Written task | Reproduce the lines below word for word, starting with the first line and going on through the line that contains "Point [128,664,150,678]".

———

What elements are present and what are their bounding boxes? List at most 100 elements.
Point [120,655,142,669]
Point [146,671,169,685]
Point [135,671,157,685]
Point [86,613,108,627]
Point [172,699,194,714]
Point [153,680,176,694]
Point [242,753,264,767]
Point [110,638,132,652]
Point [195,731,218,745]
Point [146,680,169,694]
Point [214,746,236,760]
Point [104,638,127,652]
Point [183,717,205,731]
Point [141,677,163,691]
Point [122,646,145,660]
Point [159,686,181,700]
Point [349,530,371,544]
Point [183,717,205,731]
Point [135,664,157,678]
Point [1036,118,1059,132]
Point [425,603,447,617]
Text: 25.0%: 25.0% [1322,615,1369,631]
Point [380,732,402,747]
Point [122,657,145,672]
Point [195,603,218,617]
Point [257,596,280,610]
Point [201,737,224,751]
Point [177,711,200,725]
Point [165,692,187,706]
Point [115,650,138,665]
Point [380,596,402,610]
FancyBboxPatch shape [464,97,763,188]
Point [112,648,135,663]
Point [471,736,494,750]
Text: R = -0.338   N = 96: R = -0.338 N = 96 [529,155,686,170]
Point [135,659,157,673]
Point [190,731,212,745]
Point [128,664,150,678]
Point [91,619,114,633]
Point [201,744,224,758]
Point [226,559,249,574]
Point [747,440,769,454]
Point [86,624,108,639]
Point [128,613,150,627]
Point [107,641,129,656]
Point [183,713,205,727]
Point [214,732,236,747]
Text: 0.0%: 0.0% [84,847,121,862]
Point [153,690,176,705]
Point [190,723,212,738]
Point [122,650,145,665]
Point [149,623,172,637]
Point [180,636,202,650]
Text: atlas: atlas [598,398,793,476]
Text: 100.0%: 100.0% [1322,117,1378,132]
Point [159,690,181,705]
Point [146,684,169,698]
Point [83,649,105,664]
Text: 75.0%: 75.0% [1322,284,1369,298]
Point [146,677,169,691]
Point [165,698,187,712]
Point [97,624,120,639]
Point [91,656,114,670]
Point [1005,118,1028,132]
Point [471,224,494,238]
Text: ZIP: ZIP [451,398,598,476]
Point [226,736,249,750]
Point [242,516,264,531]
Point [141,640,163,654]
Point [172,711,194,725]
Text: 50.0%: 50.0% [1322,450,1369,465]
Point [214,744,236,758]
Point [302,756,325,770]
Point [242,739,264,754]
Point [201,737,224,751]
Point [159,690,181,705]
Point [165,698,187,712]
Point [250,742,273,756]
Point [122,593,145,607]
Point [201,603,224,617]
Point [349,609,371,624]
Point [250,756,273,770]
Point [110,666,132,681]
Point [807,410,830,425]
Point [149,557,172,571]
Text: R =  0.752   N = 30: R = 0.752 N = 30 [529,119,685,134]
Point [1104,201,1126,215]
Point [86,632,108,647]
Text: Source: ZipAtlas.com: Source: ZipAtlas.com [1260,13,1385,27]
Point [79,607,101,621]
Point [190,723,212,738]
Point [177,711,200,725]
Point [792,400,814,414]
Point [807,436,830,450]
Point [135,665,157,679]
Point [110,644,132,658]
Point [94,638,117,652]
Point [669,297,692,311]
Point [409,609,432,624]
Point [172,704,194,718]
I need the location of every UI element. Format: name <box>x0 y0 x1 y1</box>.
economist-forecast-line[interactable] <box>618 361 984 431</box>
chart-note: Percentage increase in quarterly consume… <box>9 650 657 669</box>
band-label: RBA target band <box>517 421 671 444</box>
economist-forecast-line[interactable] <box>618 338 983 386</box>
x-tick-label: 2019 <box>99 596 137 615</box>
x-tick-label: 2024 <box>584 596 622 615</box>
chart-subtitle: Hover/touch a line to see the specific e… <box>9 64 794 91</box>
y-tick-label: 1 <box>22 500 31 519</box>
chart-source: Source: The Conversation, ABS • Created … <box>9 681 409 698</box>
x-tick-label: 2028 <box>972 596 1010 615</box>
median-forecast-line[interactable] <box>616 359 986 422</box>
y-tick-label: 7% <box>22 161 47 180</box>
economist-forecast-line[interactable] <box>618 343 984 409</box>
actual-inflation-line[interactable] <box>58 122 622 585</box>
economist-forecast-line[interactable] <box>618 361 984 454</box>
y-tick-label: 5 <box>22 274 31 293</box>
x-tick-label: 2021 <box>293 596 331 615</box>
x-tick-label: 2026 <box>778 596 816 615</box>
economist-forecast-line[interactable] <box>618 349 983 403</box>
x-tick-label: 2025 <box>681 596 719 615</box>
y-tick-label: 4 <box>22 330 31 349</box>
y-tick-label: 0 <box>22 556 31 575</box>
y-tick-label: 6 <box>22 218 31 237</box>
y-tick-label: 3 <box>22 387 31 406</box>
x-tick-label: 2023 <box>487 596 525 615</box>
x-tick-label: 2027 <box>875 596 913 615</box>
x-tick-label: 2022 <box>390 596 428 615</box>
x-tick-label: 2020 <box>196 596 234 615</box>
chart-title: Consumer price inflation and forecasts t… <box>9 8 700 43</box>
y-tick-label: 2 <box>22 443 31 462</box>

———

Result |
What elements are present and what are their bounding boxes? List at most 100 elements.
Point [120,655,142,669]
Point [146,671,169,685]
Point [135,671,157,685]
Point [86,613,108,627]
Point [172,699,194,714]
Point [153,680,176,694]
Point [242,753,264,767]
Point [110,638,132,652]
Point [195,731,218,745]
Point [146,680,169,694]
Point [214,746,236,760]
Point [104,638,127,652]
Point [183,717,205,731]
Point [141,677,163,691]
Point [122,646,145,660]
Point [159,686,181,700]
Point [349,530,371,544]
Point [183,717,205,731]
Point [135,664,157,678]
Point [1036,118,1059,132]
Point [425,603,447,617]
Text: 25.0%: 25.0% [1322,615,1369,631]
Point [380,732,402,747]
Point [122,657,145,672]
Point [195,603,218,617]
Point [257,596,280,610]
Point [201,737,224,751]
Point [177,711,200,725]
Point [165,692,187,706]
Point [115,650,138,665]
Point [380,596,402,610]
FancyBboxPatch shape [464,97,763,188]
Point [112,648,135,663]
Point [471,736,494,750]
Text: R = -0.338   N = 96: R = -0.338 N = 96 [529,155,686,170]
Point [135,659,157,673]
Point [190,731,212,745]
Point [128,664,150,678]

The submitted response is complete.